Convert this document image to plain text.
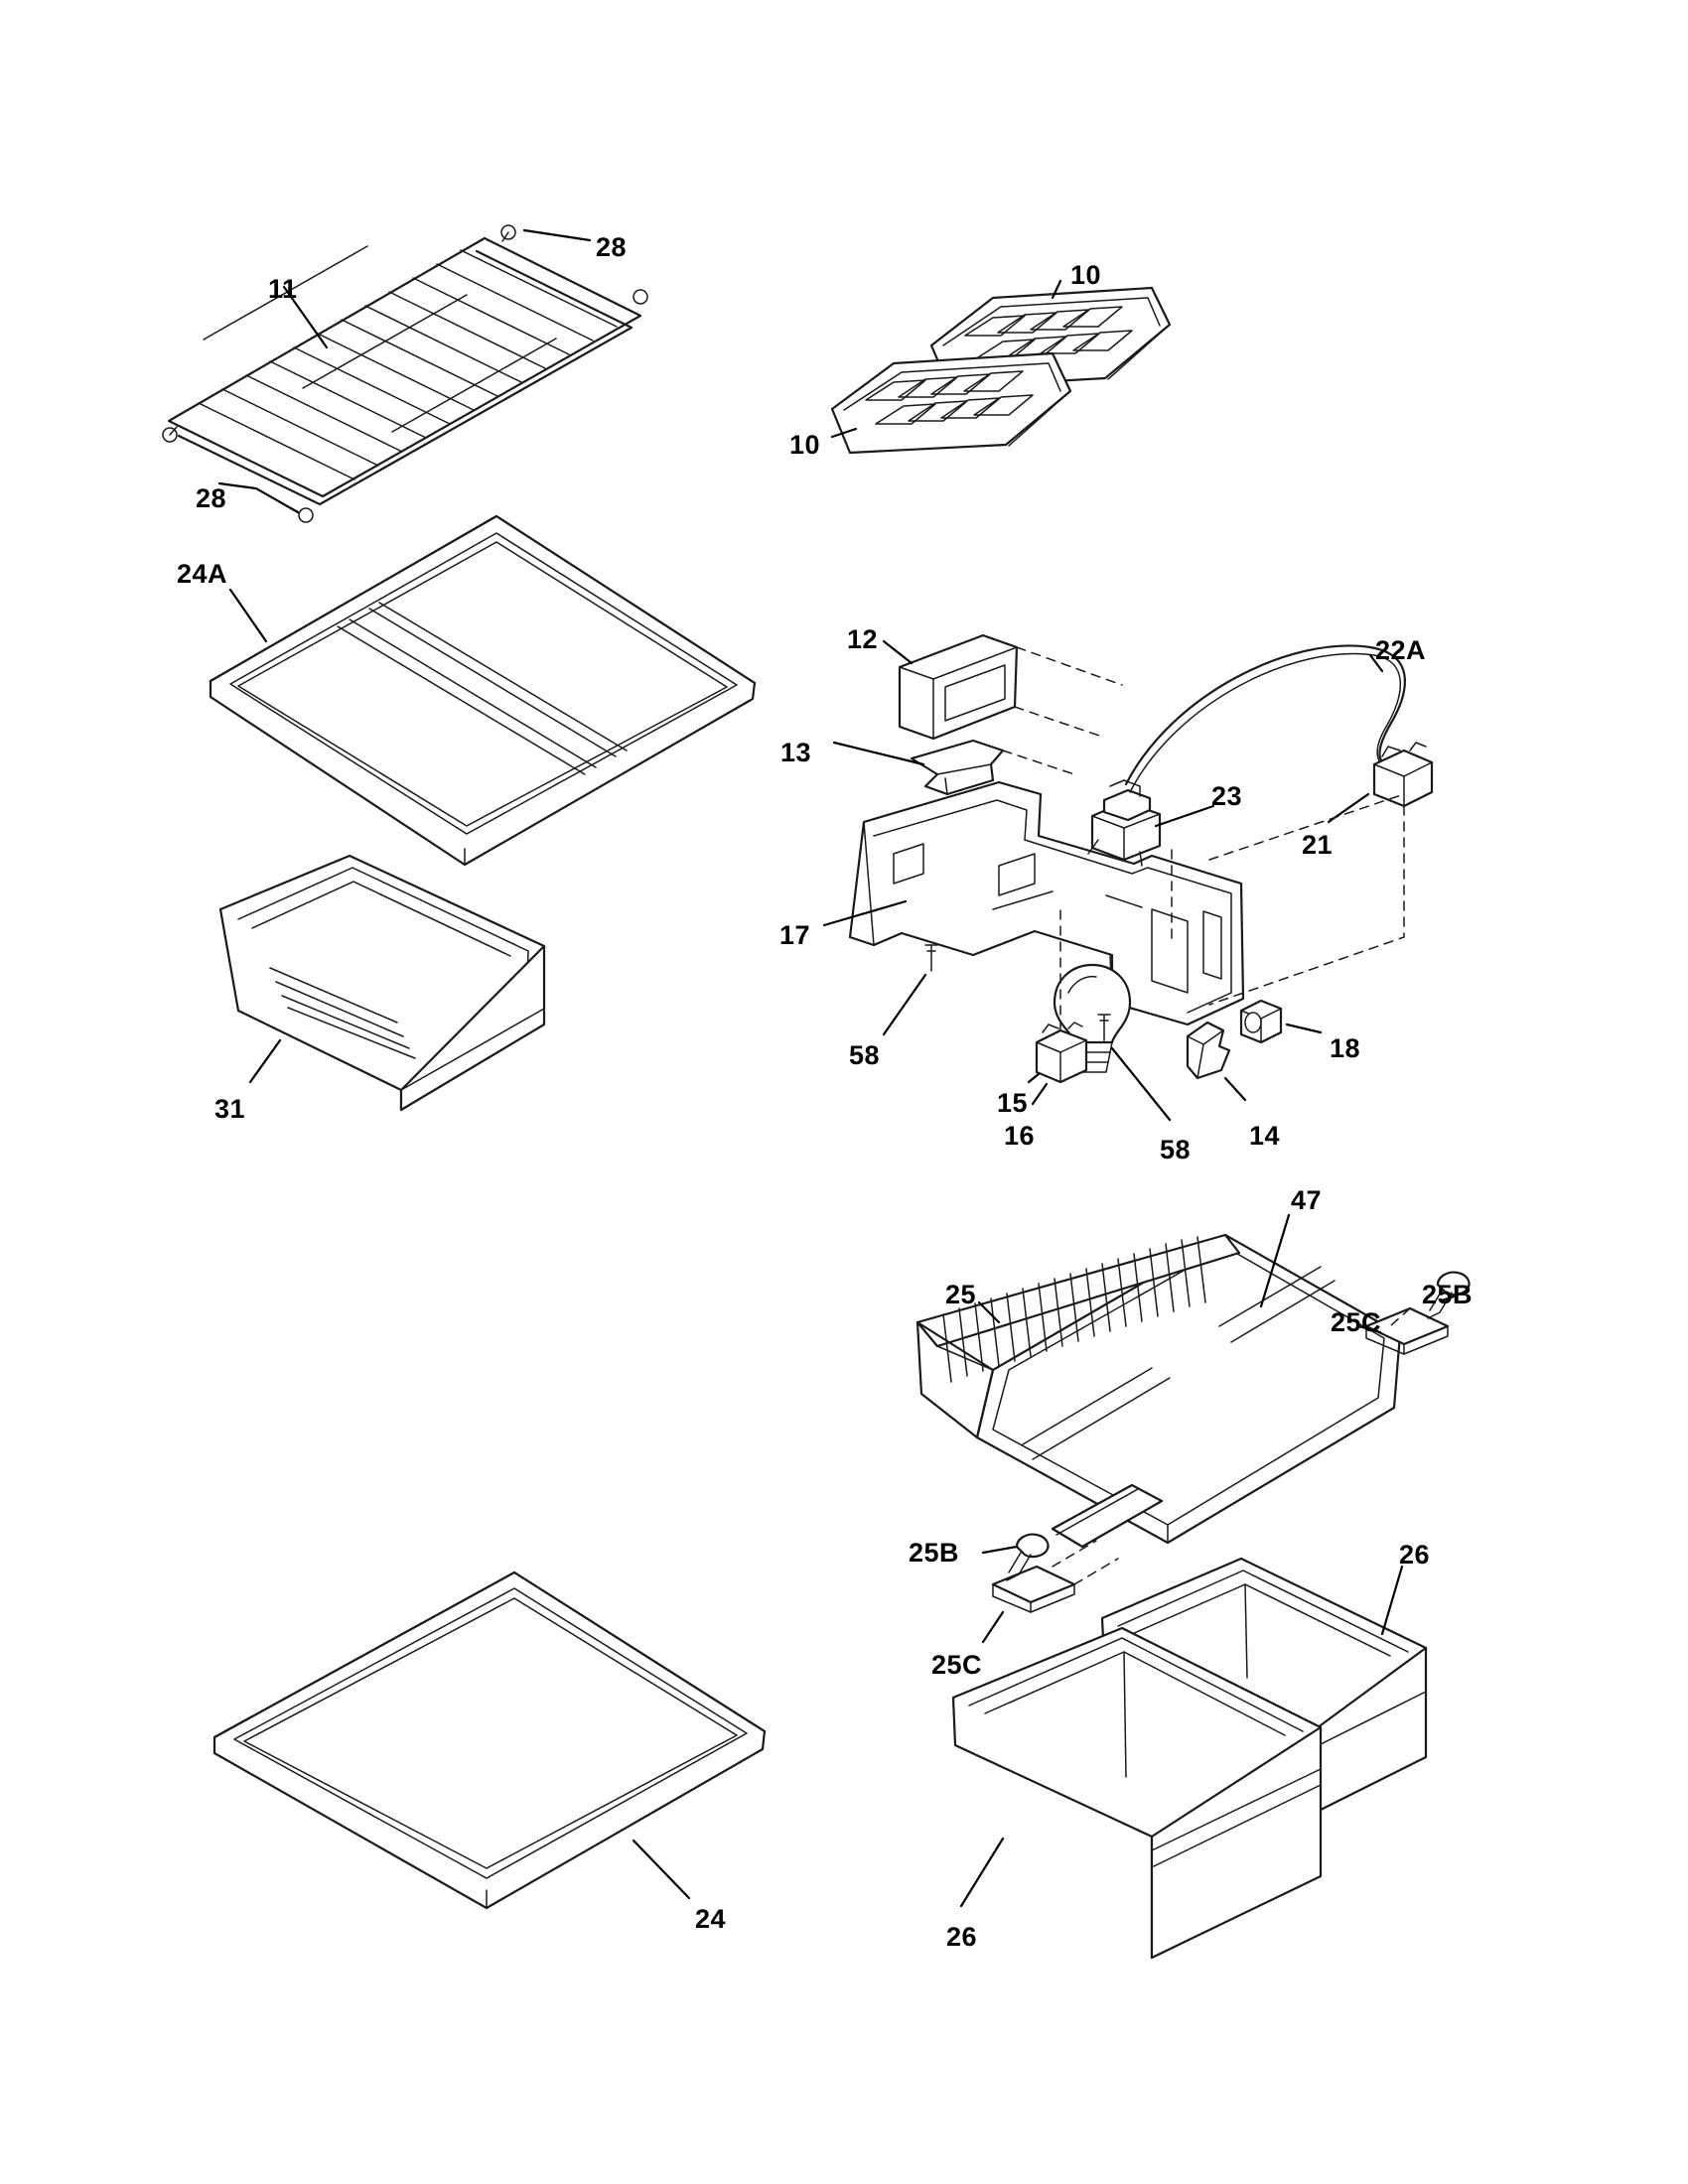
28
11	10
10
28
24A
12	22A
13
23
21
17
58	18
31	15
16	58 14
47
25B
25C
25
25B	26
25C
24
26
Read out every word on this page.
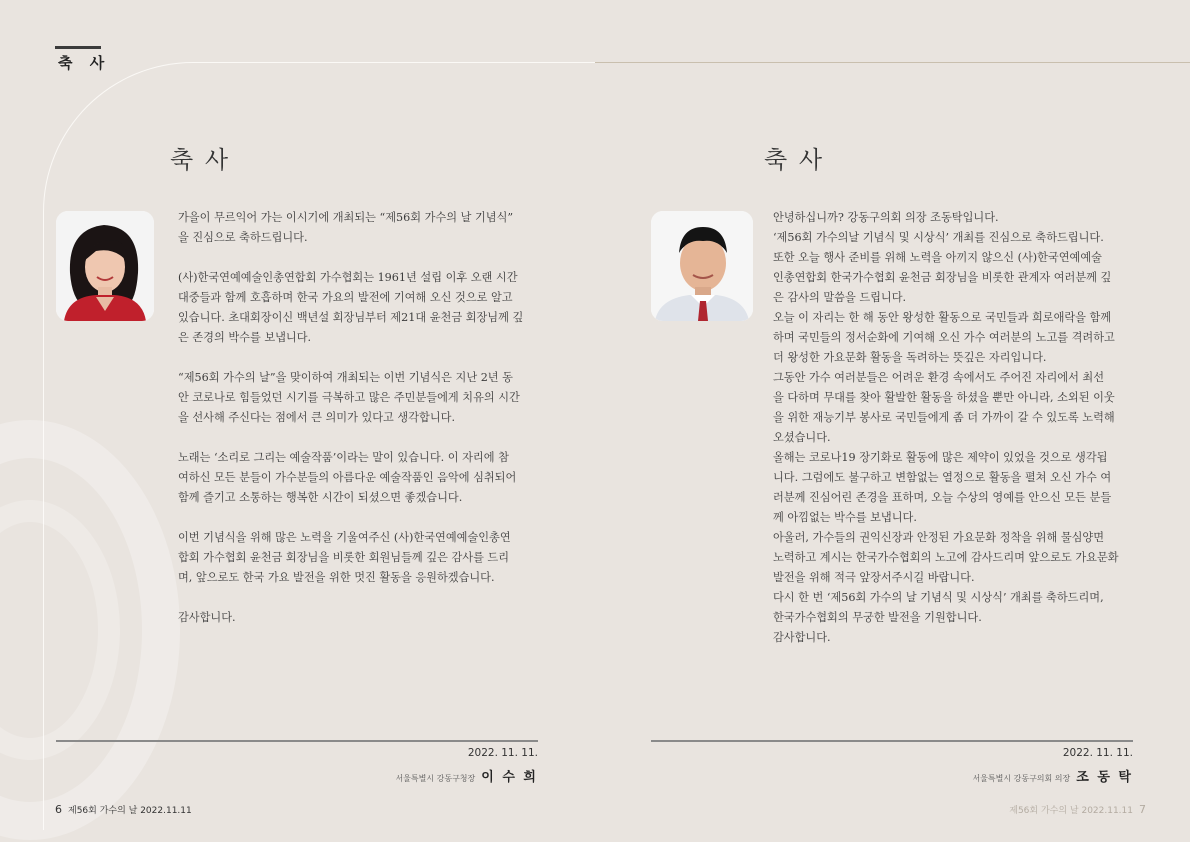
축 사
축 사

가을이 무르익어 가는 이시기에 개최되는 “제56회 가수의 날 기념식”

을 진심으로 축하드립니다.

(사)한국연예예술인총연합회 가수협회는 1961년 설립 이후 오랜 시간

대중들과 함께 호흡하며 한국 가요의 발전에 기여해 오신 것으로 알고

있습니다. 초대회장이신 백년설 회장님부터 제21대 윤천금 회장님께 깊

은 존경의 박수를 보냅니다.

“제56회 가수의 날”을 맞이하여 개최되는 이번 기념식은 지난 2년 동

안 코로나로 힘들었던 시기를 극복하고 많은 주민분들에게 치유의 시간

을 선사해 주신다는 점에서 큰 의미가 있다고 생각합니다.

노래는 ‘소리로 그리는 예술작품’이라는 말이 있습니다. 이 자리에 참

여하신 모든 분들이 가수분들의 아름다운 예술작품인 음악에 심취되어

함께 즐기고 소통하는 행복한 시간이 되셨으면 좋겠습니다.

이번 기념식을 위해 많은 노력을 기울여주신 (사)한국연예예술인총연

합회 가수협회 윤천금 회장님을 비롯한 회원님들께 깊은 감사를 드리

며, 앞으로도 한국 가요 발전을 위한 멋진 활동을 응원하겠습니다.

감사합니다.

2022. 11. 11.
서울특별시 강동구청장 이 수 희
축 사

안녕하십니까? 강동구의회 의장 조동탁입니다.

‘제56회 가수의날 기념식 및 시상식’ 개최를 진심으로 축하드립니다.

또한 오늘 행사 준비를 위해 노력을 아끼지 않으신 (사)한국연예예술

인총연합회 한국가수협회 윤천금 회장님을 비롯한 관계자 여러분께 깊

은 감사의 말씀을 드립니다.

오늘 이 자리는 한 해 동안 왕성한 활동으로 국민들과 희로애락을 함께

하며 국민들의 정서순화에 기여해 오신 가수 여러분의 노고를 격려하고

더 왕성한 가요문화 활동을 독려하는 뜻깊은 자리입니다.

그동안 가수 여러분들은 어려운 환경 속에서도 주어진 자리에서 최선

을 다하며 무대를 찾아 활발한 활동을 하셨을 뿐만 아니라, 소외된 이웃

을 위한 재능기부 봉사로 국민들에게 좀 더 가까이 갈 수 있도록 노력해

오셨습니다.

올해는 코로나19 장기화로 활동에 많은 제약이 있었을 것으로 생각됩

니다. 그럼에도 불구하고 변함없는 열정으로 활동을 펼쳐 오신 가수 여

러분께 진심어린 존경을 표하며, 오늘 수상의 영예를 안으신 모든 분들

께 아낌없는 박수를 보냅니다.

아울러, 가수들의 권익신장과 안정된 가요문화 정착을 위해 물심양면

노력하고 계시는 한국가수협회의 노고에 감사드리며 앞으로도 가요문화

발전을 위해 적극 앞장서주시길 바랍니다.

다시 한 번 ‘제56회 가수의 날 기념식 및 시상식’ 개최를 축하드리며,

한국가수협회의 무궁한 발전을 기원합니다.

감사합니다.

2022. 11. 11.
서울특별시 강동구의회 의장 조 동 탁
6 제56회 가수의 날 2022.11.11	제56회 가수의 날 2022.11.11 7
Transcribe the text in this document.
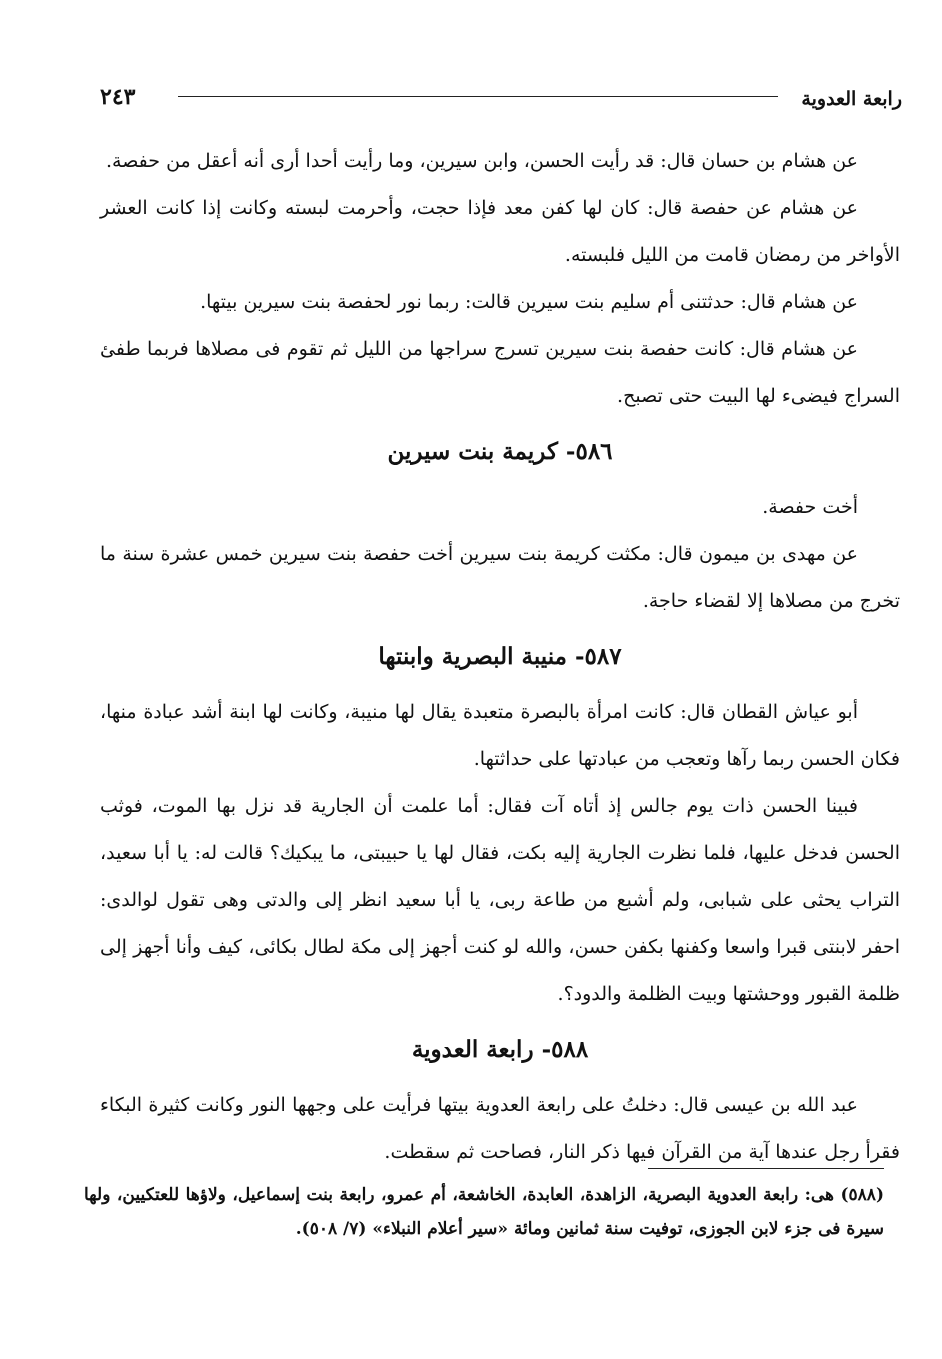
رابعة العدوية
٢٤٣

عن هشام بن حسان قال: قد رأيت الحسن، وابن سيرين، وما رأيت أحدا أرى أنه أعقل من حفصة.

عن هشام عن حفصة قال: كان لها كفن معد فإذا حجت، وأحرمت لبسته وكانت إذا كانت العشر الأواخر من رمضان قامت من الليل فلبسته.

عن هشام قال: حدثتنى أم سليم بنت سيرين قالت: ربما نور لحفصة بنت سيرين بيتها.

عن هشام قال: كانت حفصة بنت سيرين تسرج سراجها من الليل ثم تقوم فى مصلاها فربما طفئ السراج فيضىء لها البيت حتى تصبح.

٥٨٦- كريمة بنت سيرين

أخت حفصة.

عن مهدى بن ميمون قال: مكثت كريمة بنت سيرين أخت حفصة بنت سيرين خمس عشرة سنة ما تخرج من مصلاها إلا لقضاء حاجة.

٥٨٧- منيبة البصرية وابنتها

أبو عياش القطان قال: كانت امرأة بالبصرة متعبدة يقال لها منيبة، وكانت لها ابنة أشد عبادة منها، فكان الحسن ربما رآها وتعجب من عبادتها على حداثتها.

فبينا الحسن ذات يوم جالس إذ أتاه آت فقال: أما علمت أن الجارية قد نزل بها الموت، فوثب الحسن فدخل عليها، فلما نظرت الجارية إليه بكت، فقال لها يا حبيبتى، ما يبكيك؟ قالت له: يا أبا سعيد، التراب يحثى على شبابى، ولم أشبع من طاعة ربى، يا أبا سعيد انظر إلى والدتى وهى تقول لوالدى: احفر لابنتى قبرا واسعا وكفنها بكفن حسن، والله لو كنت أجهز إلى مكة لطال بكائى، كيف وأنا أجهز إلى ظلمة القبور ووحشتها وبيت الظلمة والدود؟.

٥٨٨- رابعة العدوية

عبد الله بن عيسى قال: دخلتُ على رابعة العدوية بيتها فرأيت على وجهها النور وكانت كثيرة البكاء فقرأ رجل عندها آية من القرآن فيها ذكر النار، فصاحت ثم سقطت.

(٥٨٨) هى: رابعة العدوية البصرية، الزاهدة، العابدة، الخاشعة، أم عمرو، رابعة بنت إسماعيل، ولاؤها للعتكيين، ولها سيرة فى جزء لابن الجوزى، توفيت سنة ثمانين ومائة «سير أعلام النبلاء» (٧/ ٥٠٨).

-----

§ WHAT YOU ARE ASKED TO DO
Lines that include the word "text" — how many are there in the data? Answer with the number alone.

§ CORRECT RESULT
2